▶ [Stated goal]: Select and copy out every line in the records containing "JSON".
───── Supplied records
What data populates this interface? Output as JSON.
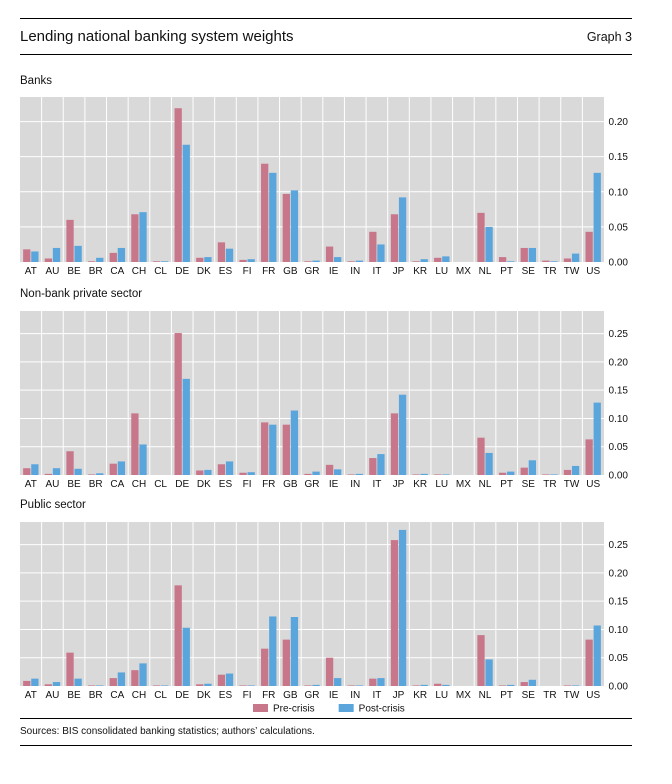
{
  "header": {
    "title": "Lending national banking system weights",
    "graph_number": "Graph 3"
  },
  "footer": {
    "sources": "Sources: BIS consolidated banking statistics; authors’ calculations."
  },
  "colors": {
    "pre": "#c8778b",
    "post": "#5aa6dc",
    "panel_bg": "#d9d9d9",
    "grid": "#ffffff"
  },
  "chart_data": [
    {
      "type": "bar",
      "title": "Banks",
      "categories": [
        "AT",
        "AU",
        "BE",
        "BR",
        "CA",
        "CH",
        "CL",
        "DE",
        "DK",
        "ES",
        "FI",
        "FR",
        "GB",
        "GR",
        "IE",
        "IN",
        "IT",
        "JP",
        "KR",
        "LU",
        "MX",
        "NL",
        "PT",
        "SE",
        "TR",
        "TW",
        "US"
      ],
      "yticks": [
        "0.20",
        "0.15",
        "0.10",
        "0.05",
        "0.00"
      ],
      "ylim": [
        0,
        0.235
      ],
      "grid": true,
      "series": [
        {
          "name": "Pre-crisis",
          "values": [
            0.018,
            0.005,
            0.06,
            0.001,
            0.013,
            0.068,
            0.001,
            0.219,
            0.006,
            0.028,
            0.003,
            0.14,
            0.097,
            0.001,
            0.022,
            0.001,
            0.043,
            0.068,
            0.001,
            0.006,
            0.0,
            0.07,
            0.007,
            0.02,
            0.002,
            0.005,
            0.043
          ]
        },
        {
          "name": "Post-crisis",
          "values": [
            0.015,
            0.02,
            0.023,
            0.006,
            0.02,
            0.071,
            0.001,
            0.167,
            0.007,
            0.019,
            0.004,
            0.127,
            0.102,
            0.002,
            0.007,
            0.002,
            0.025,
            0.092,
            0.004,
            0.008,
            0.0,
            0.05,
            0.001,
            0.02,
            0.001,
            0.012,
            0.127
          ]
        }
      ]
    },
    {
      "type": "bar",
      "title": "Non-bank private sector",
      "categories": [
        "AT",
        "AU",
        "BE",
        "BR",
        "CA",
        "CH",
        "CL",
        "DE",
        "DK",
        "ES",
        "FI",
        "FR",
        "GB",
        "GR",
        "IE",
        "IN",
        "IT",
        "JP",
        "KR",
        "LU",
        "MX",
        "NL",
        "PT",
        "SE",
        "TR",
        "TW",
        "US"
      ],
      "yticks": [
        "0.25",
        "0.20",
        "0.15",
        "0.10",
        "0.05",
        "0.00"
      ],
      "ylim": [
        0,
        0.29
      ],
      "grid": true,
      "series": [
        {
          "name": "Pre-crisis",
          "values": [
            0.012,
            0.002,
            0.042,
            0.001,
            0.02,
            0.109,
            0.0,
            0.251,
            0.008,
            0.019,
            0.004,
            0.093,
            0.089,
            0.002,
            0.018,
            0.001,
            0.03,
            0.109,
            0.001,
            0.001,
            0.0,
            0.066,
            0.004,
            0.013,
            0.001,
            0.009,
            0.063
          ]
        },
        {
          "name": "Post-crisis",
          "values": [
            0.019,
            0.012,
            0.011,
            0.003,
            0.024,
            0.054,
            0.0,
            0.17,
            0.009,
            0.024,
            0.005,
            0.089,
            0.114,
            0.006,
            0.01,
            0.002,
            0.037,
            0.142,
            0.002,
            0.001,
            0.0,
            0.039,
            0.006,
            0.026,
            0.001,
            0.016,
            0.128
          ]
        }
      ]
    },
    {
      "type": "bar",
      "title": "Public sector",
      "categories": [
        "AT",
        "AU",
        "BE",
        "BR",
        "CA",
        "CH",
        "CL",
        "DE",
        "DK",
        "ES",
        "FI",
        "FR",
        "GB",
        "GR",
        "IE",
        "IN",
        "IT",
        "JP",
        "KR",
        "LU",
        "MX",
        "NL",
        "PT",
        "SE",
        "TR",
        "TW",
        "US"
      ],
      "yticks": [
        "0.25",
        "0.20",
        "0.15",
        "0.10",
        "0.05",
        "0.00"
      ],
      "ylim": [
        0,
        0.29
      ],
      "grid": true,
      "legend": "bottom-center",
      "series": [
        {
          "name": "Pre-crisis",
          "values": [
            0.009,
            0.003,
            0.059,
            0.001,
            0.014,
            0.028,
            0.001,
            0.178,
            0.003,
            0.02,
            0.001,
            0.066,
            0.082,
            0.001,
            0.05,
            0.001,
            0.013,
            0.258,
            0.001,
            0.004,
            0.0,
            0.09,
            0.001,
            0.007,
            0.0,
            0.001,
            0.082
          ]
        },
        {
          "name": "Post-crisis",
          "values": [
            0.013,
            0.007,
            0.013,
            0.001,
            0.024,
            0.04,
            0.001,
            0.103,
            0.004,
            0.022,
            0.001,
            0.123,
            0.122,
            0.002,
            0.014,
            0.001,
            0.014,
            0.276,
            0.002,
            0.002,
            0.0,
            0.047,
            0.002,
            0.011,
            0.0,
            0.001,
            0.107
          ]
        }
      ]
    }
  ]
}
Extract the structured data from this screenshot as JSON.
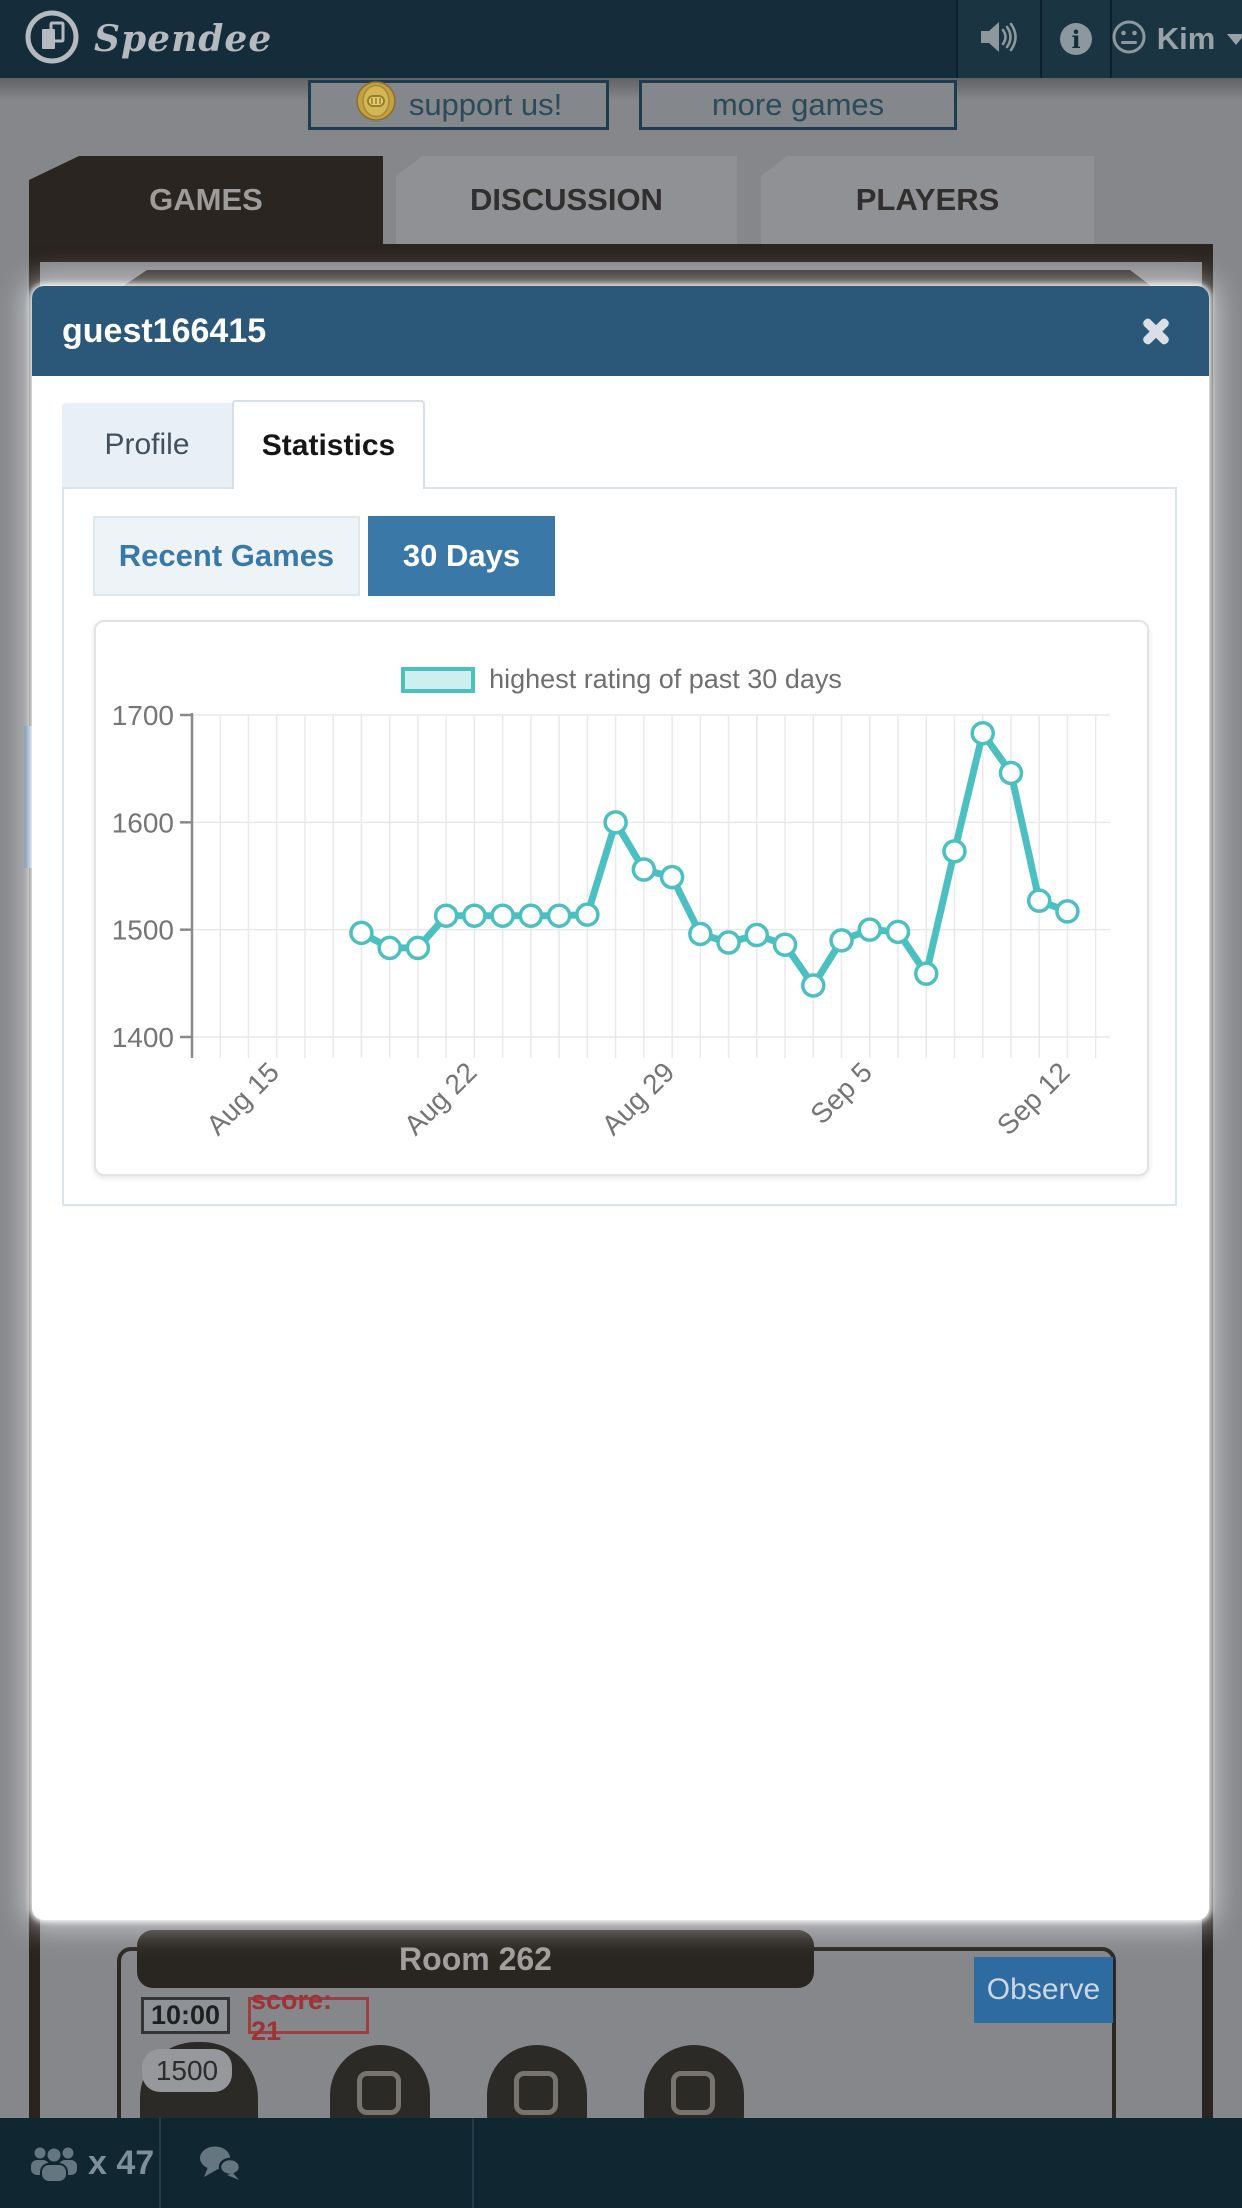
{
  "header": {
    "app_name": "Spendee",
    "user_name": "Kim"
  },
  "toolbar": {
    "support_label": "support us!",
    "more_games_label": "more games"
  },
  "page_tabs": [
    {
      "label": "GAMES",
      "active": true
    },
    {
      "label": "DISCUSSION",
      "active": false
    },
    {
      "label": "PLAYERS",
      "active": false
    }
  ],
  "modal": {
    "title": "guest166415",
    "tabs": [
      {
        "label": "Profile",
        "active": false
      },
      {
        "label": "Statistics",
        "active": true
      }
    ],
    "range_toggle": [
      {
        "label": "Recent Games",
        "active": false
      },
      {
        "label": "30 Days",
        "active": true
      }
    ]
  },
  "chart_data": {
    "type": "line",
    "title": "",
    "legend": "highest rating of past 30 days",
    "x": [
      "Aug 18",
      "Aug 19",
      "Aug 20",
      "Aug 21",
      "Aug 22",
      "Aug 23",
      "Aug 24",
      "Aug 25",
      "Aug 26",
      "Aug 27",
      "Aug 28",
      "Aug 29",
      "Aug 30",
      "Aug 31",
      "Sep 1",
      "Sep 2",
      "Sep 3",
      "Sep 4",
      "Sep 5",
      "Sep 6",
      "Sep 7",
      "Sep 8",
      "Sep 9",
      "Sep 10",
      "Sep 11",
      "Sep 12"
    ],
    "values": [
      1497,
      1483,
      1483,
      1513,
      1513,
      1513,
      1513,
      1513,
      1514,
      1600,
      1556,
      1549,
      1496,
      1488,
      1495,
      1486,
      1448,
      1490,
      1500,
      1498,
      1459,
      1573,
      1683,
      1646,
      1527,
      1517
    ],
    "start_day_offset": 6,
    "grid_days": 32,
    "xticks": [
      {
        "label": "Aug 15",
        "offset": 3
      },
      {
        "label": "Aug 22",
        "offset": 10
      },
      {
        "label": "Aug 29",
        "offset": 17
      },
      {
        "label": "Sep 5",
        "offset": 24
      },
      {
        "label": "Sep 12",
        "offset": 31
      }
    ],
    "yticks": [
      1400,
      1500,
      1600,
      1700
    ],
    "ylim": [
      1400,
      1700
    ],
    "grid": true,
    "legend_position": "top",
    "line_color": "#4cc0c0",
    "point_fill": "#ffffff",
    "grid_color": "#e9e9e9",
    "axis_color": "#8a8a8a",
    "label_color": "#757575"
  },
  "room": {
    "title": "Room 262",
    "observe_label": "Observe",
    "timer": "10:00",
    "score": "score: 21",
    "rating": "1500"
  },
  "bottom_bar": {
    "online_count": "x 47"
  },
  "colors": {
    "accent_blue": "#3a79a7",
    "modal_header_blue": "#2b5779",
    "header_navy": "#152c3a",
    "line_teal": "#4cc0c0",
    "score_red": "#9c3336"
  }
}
──────────
───── Supplied records
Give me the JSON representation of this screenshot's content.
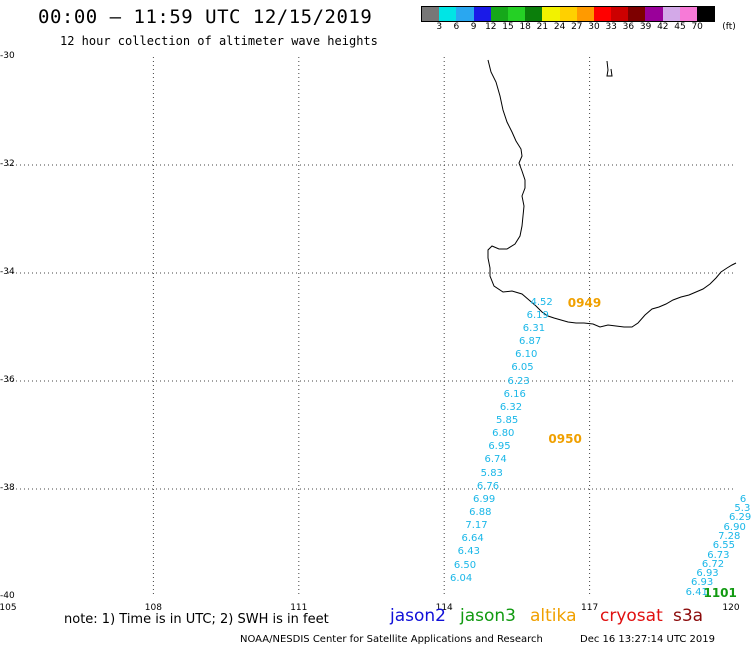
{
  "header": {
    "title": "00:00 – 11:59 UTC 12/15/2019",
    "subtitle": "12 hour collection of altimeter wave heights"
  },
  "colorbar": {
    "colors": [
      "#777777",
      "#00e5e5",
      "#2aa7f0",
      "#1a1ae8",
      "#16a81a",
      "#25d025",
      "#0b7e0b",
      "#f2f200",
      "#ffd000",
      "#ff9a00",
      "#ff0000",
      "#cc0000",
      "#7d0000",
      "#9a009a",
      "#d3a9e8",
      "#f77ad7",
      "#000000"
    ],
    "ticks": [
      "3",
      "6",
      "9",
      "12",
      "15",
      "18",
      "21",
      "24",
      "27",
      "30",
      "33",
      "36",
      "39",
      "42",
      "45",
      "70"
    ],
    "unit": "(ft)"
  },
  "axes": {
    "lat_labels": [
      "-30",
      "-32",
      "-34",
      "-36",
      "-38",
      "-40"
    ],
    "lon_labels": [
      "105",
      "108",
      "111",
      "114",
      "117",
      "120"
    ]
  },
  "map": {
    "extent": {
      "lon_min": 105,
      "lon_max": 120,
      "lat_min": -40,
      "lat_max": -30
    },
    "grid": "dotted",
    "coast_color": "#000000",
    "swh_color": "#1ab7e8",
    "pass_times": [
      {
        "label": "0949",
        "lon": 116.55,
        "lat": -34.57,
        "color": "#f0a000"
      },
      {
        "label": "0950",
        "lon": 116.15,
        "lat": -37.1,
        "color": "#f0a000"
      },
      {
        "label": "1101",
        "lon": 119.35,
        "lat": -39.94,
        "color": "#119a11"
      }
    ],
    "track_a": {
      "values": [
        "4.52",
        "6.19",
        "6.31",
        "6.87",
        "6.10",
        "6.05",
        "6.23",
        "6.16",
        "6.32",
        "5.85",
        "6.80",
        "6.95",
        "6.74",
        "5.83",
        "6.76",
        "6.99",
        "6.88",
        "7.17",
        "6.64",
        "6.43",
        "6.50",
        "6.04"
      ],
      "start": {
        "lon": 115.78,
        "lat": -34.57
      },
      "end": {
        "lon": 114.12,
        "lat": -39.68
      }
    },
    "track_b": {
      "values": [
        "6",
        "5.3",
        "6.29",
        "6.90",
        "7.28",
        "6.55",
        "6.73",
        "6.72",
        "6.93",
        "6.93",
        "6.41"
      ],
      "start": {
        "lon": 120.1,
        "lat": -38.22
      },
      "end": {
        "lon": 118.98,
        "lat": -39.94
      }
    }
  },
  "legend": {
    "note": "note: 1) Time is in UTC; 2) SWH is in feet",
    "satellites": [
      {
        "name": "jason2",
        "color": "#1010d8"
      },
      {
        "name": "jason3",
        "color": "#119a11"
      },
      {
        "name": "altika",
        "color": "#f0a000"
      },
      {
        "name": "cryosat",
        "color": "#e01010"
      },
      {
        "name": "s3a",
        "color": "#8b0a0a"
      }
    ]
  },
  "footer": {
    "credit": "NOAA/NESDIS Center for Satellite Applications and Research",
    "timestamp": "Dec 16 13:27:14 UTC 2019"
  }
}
──────────
───── Supplied records
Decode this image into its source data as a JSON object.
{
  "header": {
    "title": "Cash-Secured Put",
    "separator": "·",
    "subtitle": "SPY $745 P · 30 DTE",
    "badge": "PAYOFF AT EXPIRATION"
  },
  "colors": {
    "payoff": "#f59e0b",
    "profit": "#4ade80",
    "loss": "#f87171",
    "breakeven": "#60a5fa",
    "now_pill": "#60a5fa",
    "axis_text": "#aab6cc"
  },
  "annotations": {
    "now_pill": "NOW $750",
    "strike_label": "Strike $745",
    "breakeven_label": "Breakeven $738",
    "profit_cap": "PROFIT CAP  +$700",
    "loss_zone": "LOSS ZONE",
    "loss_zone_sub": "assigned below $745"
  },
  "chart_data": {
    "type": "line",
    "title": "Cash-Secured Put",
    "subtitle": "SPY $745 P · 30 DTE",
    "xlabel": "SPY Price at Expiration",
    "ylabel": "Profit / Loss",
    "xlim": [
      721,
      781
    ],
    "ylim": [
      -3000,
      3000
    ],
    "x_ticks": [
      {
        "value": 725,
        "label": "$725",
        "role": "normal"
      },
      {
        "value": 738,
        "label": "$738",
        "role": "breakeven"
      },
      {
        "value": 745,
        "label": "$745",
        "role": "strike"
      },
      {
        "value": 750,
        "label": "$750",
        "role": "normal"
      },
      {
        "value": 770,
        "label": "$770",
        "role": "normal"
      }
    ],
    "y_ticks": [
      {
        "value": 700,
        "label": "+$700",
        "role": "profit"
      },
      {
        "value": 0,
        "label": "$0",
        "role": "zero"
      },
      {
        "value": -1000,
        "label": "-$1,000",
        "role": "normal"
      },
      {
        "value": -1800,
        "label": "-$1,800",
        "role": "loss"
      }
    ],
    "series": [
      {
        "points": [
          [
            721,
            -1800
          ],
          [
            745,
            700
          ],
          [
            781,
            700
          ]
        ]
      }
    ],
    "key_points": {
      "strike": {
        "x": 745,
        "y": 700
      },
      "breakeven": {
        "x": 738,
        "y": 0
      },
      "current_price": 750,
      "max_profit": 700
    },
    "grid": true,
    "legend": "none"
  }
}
──────────
▶ [Output for this task]:
What data populates this interface? Output as JSON.
Extract the structured data from this screenshot as JSON.
Give me the JSON representation of this screenshot's content.
Decode this image into its source data as a JSON object.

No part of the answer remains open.